Objective: Locate each line holding the string "name" and copy it.
"""
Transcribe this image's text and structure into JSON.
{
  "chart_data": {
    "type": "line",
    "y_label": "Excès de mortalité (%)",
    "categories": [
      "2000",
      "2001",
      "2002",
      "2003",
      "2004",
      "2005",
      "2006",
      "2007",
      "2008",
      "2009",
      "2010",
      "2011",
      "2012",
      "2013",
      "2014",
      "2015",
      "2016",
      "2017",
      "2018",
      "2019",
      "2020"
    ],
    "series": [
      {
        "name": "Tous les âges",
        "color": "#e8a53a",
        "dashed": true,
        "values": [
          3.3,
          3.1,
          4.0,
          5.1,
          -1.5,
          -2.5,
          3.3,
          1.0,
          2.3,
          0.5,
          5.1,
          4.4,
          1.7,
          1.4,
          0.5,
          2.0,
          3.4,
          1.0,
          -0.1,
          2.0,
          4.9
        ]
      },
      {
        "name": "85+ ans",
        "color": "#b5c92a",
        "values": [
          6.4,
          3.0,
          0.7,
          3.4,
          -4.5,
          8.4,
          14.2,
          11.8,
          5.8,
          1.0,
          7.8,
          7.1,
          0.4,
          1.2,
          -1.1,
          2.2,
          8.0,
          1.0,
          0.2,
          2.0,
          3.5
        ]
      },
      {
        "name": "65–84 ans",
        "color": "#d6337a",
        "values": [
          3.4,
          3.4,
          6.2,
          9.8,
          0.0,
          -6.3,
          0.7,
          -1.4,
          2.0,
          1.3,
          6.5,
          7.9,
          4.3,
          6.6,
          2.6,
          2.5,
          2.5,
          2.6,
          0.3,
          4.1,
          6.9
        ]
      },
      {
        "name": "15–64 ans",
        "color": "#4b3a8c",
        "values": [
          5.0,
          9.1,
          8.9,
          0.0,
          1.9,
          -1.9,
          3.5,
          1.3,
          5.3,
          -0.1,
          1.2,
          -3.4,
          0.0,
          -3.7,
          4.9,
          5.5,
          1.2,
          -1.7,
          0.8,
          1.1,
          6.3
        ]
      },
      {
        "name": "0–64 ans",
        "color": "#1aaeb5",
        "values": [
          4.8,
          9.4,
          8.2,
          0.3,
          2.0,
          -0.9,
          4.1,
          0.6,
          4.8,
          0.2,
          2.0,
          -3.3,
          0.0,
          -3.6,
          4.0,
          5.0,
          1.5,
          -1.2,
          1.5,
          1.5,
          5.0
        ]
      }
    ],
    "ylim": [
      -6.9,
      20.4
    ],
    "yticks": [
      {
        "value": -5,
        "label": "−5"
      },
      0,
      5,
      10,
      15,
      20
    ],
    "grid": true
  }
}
"""
Answer to this exercise:
        "name": "Tous les âges",
        "name": "85+ ans",
        "name": "65–84 ans",
        "name": "15–64 ans",
        "name": "0–64 ans",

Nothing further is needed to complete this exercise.